[PROVIDED INFORMATION start]

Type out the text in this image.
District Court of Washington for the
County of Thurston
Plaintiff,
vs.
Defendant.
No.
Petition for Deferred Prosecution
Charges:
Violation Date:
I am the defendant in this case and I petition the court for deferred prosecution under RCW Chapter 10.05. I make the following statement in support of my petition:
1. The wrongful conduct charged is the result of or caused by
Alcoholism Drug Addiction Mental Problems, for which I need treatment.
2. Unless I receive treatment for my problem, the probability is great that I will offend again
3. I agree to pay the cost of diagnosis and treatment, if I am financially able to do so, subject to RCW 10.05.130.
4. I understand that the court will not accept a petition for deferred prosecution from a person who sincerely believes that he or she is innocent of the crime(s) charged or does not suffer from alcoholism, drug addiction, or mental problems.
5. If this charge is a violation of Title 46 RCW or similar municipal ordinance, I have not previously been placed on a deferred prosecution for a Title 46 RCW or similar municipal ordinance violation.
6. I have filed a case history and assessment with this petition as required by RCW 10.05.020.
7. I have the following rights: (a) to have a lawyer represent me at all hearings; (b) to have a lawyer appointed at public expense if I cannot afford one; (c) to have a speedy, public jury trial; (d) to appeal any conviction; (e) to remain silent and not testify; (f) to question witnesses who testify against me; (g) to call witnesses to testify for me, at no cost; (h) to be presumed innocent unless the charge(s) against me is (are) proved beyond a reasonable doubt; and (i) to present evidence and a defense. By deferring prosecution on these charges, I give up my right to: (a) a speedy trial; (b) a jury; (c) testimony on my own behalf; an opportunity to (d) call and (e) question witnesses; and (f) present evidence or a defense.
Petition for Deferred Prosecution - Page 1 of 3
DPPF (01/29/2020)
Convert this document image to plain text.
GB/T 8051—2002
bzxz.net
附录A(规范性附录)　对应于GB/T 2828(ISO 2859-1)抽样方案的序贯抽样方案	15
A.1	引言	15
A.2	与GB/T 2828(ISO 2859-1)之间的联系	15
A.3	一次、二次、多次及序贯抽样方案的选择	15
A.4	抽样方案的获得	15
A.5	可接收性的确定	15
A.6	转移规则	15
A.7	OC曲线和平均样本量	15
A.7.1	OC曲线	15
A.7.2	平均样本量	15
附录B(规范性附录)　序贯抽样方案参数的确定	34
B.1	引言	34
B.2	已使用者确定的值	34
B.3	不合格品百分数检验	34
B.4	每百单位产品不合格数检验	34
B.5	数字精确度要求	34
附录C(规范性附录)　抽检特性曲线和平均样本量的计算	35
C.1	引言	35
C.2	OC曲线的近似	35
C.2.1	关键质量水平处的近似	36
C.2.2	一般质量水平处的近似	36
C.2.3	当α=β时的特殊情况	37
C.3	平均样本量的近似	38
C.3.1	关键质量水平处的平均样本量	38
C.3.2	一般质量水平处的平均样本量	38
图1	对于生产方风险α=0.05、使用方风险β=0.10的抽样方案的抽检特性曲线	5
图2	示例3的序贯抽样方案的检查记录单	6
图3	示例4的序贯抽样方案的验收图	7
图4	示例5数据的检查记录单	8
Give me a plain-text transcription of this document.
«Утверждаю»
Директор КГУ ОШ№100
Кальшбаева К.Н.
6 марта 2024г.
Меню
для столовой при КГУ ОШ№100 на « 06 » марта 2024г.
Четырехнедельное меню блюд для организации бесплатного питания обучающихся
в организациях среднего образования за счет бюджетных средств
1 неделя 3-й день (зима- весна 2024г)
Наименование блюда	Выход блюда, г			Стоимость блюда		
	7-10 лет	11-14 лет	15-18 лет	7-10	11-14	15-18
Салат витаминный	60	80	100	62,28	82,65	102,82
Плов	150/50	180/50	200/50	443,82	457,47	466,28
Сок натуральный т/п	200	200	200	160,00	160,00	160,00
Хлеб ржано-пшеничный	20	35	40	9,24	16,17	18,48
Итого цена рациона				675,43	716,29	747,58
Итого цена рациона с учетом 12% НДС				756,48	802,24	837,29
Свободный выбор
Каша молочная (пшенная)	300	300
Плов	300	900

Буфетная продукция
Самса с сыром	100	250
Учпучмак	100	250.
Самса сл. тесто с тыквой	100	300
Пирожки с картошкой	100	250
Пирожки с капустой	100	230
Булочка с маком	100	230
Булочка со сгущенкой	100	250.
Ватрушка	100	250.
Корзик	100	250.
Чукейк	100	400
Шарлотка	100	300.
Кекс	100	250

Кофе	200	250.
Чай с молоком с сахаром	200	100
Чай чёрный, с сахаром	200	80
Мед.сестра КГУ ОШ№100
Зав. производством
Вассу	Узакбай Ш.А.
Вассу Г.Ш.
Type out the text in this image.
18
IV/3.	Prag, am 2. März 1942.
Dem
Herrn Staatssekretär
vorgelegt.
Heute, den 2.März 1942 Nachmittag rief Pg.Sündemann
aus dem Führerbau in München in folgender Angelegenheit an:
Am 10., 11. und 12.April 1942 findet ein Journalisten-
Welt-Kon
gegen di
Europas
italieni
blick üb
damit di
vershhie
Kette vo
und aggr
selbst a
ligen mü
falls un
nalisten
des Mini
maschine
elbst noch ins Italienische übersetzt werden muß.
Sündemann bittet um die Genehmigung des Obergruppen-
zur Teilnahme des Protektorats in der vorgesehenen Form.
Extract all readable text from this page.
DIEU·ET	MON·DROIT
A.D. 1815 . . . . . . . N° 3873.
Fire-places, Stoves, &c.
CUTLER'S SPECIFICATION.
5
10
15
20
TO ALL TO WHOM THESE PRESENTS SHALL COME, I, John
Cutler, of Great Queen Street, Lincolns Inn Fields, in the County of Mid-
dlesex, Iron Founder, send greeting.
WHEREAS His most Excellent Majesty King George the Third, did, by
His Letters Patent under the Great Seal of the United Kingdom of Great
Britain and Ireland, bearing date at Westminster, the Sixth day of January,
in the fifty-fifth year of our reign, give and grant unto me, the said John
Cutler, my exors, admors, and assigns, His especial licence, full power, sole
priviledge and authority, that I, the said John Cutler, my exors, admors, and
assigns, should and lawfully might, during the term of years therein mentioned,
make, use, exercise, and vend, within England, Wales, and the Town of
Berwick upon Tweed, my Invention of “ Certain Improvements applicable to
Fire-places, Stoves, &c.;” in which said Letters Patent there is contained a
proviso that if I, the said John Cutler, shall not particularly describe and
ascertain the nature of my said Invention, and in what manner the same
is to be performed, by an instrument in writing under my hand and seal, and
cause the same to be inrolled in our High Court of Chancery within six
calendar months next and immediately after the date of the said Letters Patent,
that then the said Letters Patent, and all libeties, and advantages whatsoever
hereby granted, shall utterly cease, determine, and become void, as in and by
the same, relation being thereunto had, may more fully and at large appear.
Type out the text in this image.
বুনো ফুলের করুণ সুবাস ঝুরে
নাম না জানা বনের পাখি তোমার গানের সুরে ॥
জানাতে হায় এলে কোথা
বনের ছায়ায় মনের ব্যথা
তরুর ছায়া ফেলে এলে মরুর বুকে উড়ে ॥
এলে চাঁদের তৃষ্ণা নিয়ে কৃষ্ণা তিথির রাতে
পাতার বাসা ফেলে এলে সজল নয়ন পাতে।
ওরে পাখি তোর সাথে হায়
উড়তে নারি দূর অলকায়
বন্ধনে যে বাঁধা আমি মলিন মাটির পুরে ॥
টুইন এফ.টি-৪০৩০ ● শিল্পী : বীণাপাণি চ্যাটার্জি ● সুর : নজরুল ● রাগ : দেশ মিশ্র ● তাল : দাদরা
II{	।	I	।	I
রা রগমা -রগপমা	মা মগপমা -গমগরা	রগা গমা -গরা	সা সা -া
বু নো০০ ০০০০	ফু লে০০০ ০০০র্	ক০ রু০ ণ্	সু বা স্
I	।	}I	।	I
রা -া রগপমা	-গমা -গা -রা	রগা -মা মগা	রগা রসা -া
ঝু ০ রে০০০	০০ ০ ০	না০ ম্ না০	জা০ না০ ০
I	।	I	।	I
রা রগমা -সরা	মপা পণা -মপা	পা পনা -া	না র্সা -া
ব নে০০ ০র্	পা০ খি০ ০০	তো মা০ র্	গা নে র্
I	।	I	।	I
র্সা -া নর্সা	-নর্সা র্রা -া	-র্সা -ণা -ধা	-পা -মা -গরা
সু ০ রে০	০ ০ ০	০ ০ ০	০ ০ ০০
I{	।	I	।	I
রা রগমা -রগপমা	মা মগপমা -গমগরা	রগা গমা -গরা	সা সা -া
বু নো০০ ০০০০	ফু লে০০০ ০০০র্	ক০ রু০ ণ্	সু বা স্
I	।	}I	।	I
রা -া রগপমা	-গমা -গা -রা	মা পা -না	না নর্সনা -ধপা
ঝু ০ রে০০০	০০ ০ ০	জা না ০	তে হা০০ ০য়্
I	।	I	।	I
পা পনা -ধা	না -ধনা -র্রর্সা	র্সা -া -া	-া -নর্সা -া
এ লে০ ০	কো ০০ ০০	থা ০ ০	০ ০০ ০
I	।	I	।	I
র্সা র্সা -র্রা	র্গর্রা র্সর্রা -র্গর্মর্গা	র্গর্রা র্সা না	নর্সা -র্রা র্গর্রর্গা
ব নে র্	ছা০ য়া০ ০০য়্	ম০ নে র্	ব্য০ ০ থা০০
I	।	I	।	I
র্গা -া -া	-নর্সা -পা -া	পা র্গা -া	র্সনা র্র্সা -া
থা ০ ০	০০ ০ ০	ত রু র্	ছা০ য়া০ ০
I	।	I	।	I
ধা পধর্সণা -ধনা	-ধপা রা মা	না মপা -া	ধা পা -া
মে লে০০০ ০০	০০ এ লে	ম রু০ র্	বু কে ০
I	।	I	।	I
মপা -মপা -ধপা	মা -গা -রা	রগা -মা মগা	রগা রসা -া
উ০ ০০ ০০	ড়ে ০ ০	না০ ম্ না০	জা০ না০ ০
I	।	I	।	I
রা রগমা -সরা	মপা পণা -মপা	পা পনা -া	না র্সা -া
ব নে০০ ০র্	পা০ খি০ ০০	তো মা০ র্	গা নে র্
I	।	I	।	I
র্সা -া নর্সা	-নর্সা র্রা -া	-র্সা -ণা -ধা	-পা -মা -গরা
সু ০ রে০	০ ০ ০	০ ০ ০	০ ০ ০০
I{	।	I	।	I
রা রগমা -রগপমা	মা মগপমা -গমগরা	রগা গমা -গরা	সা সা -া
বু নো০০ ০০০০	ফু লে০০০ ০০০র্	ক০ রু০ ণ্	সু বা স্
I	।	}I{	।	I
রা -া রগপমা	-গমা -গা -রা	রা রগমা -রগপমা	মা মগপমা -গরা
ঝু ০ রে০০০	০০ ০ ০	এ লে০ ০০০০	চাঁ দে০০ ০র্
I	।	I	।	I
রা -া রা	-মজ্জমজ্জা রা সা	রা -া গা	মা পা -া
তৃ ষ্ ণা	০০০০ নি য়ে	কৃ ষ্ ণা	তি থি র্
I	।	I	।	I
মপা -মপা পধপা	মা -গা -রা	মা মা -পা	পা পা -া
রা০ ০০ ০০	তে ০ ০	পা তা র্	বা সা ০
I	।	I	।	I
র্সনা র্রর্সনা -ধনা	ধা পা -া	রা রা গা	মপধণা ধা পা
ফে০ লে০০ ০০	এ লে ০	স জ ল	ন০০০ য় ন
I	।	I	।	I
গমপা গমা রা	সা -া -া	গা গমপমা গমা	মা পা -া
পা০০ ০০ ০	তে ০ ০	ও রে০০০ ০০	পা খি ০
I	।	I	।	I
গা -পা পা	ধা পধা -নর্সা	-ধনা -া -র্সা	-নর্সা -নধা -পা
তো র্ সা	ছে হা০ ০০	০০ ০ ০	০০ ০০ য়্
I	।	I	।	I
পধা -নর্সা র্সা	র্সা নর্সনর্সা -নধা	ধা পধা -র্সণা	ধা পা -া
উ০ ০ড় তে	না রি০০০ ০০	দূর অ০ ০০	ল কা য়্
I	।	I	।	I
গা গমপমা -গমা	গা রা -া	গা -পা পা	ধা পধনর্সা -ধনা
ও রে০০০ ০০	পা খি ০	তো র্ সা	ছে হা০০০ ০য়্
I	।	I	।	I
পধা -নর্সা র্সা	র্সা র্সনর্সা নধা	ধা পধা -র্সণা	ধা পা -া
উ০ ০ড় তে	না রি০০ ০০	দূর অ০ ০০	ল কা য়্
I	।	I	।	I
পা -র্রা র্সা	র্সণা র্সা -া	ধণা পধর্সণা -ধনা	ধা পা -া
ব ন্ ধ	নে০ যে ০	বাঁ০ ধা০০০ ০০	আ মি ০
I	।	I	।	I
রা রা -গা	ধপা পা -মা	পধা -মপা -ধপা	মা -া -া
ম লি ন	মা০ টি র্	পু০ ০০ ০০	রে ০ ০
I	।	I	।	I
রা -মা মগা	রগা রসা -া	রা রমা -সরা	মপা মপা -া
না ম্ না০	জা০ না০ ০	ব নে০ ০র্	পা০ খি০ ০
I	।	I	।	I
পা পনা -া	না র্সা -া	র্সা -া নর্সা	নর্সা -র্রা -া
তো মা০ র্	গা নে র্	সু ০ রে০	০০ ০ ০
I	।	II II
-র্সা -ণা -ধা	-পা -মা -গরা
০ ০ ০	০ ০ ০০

[PROVIDED INFORMATION end]

• WHAT IS NEEDED:
Copy every line above that includes the string "Patent".

• OUTPUT OF THE TASK:
His Letters Patent under the Great Seal of the United Kingdom of Great
Fire-places, Stoves, &c.;” in which said Letters Patent there is contained a
calendar months next and immediately after the date of the said Letters Patent,
that then the said Letters Patent, and all libeties, and advantages whatsoever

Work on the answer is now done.